2.      Jenis-jenis mudarabah
Secara umum, mudarabah terbagi menjadi dua jenis yakni mudarabah mutlaqah dan mudarabah muqayyadah.

a.    Mudarabah mutlaqah
Mudarabah mutlaqah adalah bentuk kerjasama antara pemilik modal (sahibul mal) dan pengelola (mudarib) yang cakupannya sangat luas dan tidak dibatasi oleh spesifikasi jenis usaha, waktu, dan daerah bisnis. Dalam pembahasan fikih ulama salafus saleh seringkali dicontohkan dengan ungkapan if’al ma syi’ta (lakukan sesukamu) dari sahibul mal ke mudarib yang memberi kekuasaan sangat besar.

_____

__Rincian Tugas__:
Tolong lanjutkan teks tentang jenis-jenis mudarabah di atas, mulai sesudah kalimat terakhirnya.

__Butir Data__:
_____

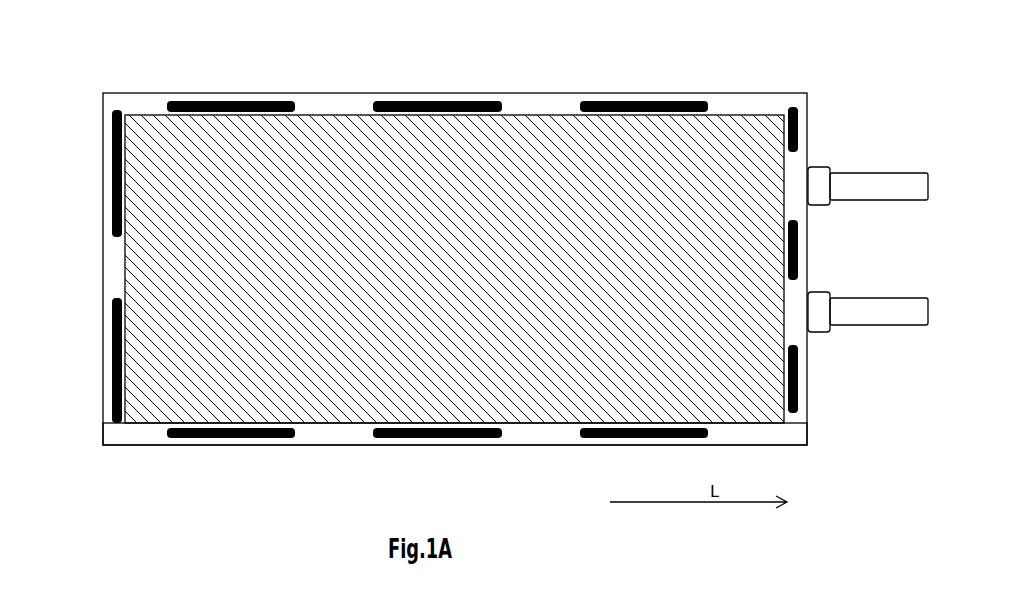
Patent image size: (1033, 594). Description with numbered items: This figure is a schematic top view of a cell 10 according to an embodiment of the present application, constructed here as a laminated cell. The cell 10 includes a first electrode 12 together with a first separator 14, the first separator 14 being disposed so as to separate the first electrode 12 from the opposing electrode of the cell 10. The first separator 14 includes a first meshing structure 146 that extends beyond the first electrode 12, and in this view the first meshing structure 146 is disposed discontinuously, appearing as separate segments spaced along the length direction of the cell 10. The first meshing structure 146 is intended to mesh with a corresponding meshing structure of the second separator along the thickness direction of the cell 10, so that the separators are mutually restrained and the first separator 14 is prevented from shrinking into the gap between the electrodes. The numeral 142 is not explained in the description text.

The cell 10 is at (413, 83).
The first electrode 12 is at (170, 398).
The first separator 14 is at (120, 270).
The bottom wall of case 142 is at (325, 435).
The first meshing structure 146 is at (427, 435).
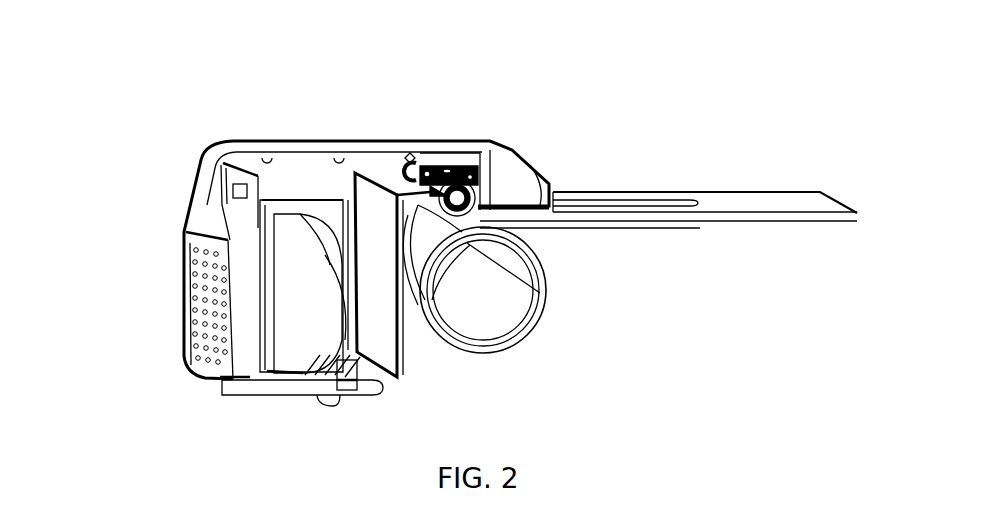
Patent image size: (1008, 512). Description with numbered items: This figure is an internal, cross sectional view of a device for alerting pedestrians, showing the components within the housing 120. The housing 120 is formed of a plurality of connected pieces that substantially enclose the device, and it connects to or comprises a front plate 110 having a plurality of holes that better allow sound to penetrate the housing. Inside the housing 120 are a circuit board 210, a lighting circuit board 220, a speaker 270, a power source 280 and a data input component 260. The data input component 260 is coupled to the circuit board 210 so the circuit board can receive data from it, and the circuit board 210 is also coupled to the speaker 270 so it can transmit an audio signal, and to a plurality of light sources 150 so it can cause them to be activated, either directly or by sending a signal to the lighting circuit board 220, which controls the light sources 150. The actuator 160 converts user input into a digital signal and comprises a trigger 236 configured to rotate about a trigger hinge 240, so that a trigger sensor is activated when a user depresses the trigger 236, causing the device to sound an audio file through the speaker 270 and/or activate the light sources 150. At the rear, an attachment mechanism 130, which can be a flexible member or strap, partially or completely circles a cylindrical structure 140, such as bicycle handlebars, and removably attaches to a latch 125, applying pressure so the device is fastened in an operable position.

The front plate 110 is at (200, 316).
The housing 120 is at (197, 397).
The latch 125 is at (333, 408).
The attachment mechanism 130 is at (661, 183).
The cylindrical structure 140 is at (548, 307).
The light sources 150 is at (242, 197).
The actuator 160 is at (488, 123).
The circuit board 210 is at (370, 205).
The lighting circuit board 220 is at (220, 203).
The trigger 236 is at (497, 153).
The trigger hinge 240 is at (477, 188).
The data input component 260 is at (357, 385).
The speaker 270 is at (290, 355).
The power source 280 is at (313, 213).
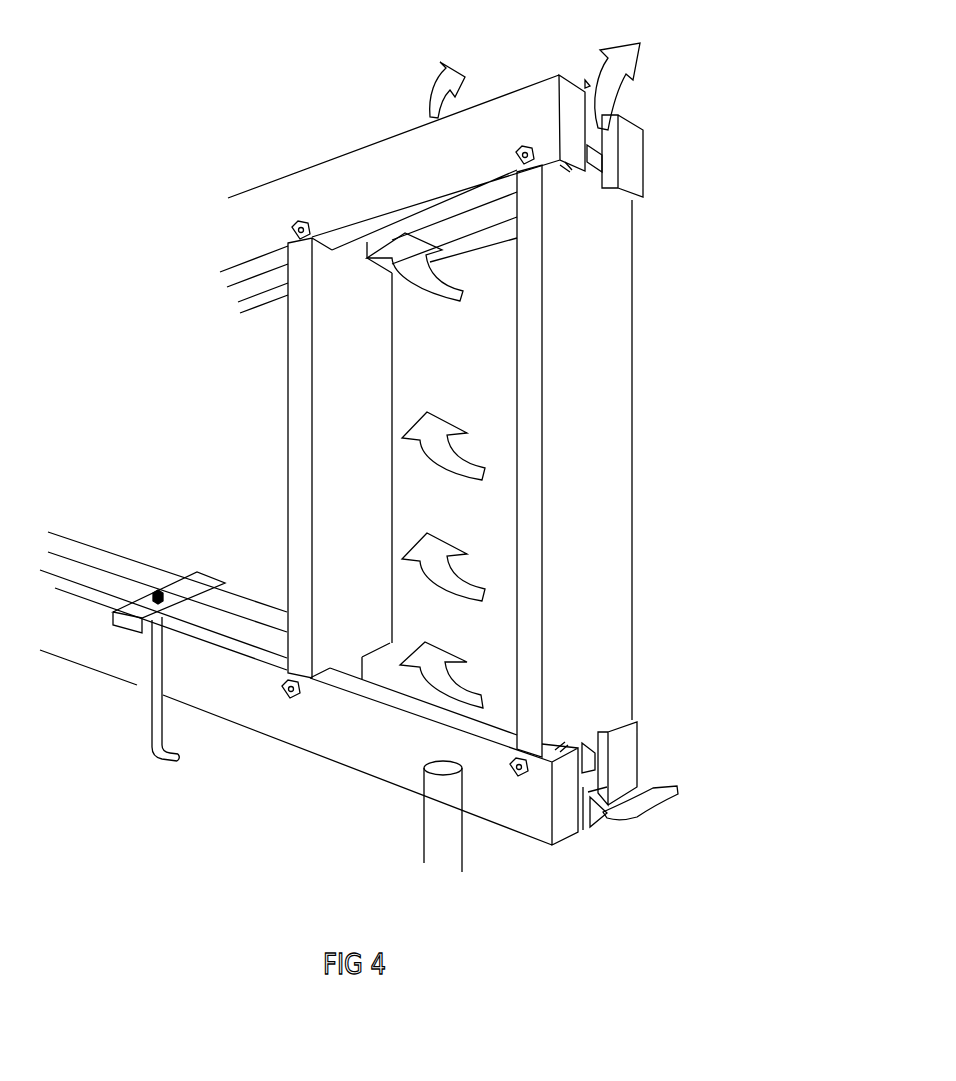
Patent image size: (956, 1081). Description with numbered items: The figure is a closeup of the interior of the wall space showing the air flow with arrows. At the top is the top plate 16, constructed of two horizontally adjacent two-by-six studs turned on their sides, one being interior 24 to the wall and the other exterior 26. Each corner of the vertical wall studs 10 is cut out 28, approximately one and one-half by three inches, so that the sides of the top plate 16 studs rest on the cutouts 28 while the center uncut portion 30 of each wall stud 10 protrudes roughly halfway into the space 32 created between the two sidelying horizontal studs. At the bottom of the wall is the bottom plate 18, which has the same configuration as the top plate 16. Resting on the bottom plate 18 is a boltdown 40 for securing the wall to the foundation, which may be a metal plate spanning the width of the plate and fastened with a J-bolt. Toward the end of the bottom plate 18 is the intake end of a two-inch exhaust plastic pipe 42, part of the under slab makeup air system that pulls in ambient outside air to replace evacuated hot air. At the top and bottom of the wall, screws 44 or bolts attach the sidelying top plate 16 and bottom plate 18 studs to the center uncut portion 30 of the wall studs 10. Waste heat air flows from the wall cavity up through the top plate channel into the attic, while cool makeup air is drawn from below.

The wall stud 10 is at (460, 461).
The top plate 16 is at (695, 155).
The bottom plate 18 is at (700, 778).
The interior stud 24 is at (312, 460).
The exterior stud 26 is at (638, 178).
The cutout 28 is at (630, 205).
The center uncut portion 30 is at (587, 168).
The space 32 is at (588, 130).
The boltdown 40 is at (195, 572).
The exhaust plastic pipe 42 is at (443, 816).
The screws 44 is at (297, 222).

_____

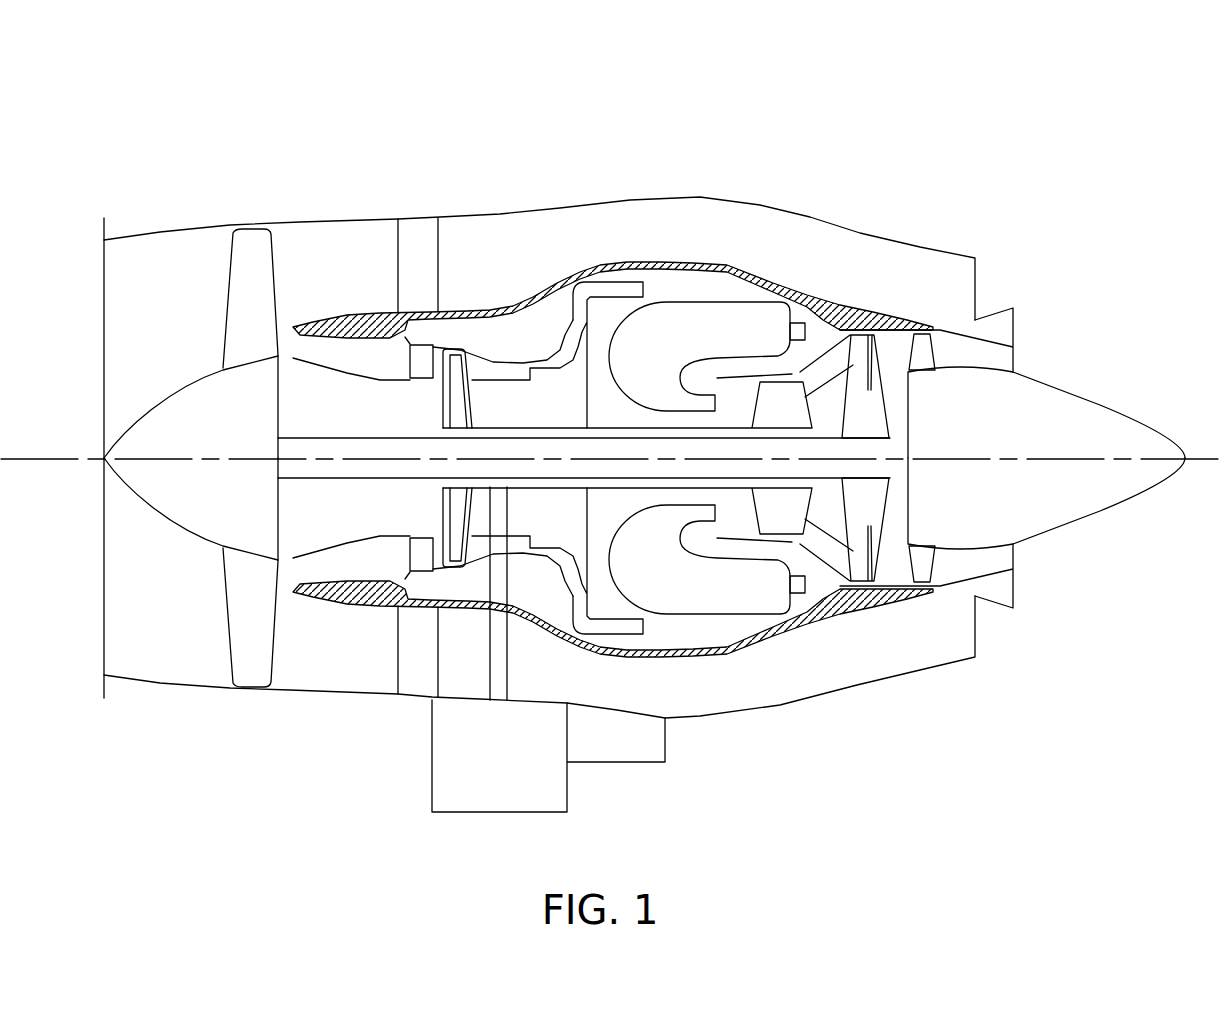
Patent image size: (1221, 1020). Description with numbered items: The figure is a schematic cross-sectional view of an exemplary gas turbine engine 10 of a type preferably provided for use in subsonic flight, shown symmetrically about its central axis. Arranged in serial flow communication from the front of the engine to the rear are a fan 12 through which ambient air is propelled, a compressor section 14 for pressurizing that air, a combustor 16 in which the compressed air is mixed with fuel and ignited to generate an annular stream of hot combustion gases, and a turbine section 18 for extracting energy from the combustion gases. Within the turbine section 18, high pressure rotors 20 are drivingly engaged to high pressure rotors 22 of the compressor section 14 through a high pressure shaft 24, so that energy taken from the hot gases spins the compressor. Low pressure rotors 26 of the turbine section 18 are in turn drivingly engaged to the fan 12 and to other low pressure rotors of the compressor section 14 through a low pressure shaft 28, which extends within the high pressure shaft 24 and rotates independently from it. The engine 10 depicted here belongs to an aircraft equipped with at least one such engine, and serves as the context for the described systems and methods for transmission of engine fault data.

_____

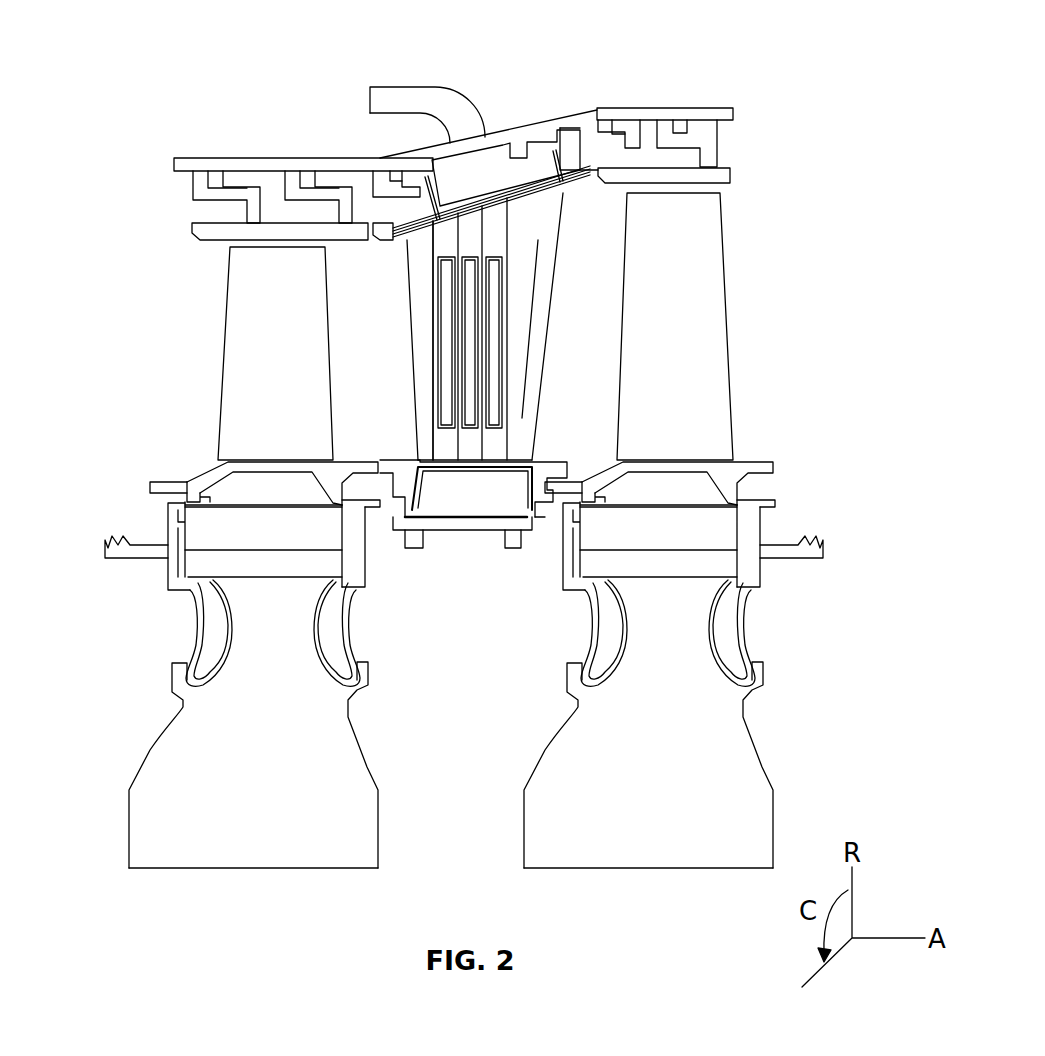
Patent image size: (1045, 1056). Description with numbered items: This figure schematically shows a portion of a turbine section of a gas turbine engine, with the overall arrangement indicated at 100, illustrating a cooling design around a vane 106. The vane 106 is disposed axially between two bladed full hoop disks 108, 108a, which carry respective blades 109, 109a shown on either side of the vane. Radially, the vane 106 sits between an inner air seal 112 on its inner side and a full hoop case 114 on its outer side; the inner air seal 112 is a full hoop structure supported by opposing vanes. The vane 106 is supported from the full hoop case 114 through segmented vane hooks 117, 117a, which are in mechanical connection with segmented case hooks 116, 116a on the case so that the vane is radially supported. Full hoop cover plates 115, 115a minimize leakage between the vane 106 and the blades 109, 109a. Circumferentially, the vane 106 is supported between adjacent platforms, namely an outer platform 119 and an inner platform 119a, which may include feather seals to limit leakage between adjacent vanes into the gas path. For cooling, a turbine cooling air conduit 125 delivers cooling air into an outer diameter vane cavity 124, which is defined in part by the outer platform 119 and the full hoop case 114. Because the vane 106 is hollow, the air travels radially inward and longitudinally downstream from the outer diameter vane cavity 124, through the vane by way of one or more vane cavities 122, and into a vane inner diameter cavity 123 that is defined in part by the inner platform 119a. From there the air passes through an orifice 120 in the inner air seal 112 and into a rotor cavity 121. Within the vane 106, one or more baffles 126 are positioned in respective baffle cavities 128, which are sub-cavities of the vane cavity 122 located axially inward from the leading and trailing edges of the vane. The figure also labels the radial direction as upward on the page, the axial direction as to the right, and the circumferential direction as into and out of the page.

_____

__Jawaban Latihan__:
b.   Mudarabah Muqayyadah
Mudarabah muqayyadah adalah kebalikan dari mudarabah mutlaqah. Si Mudarib dibatasi dengan batasan jenis usaha, waktu, atau tempat usaha. Adanya pembatasan ini seringkali mencerminkan kecenderungan umum si Sahibul Mal dalam memasuki jenis dunia usaha.

3.      Syirkah
Secara etimologis syarikah berarti ikhtilath (percampuran), yakni bercampurnya satu harta dengan harta yang lain, sehingga tidak bisa dibedakan antara keduanya. Selanjutnya, kata syirkah itu digunakan oleh ummat Islam untuk sebuah transaksi perkongsian dalam dunia bisnis.
defisini Hanafiyah, karena secara eksplisit ia menjelaskan hakikat syirkah itu sebagai akad kerjasama bisnis antara dua pihak di mana masing-masing pihak memberikan konstribusi modal, dan keuntungan dibagi sesuai dengan kesepakatan.

Landasan Syari’ah
Dasar syari’ah konsep syirkah terdapat dalam Alquran, Sunnah dan Ijma’.
فَهُمْ شُرَكَاءُ فِي الثُّلُث ِ
”Maka mereka bersyarikat pada sepertiga” (QS. An-Nisak :12)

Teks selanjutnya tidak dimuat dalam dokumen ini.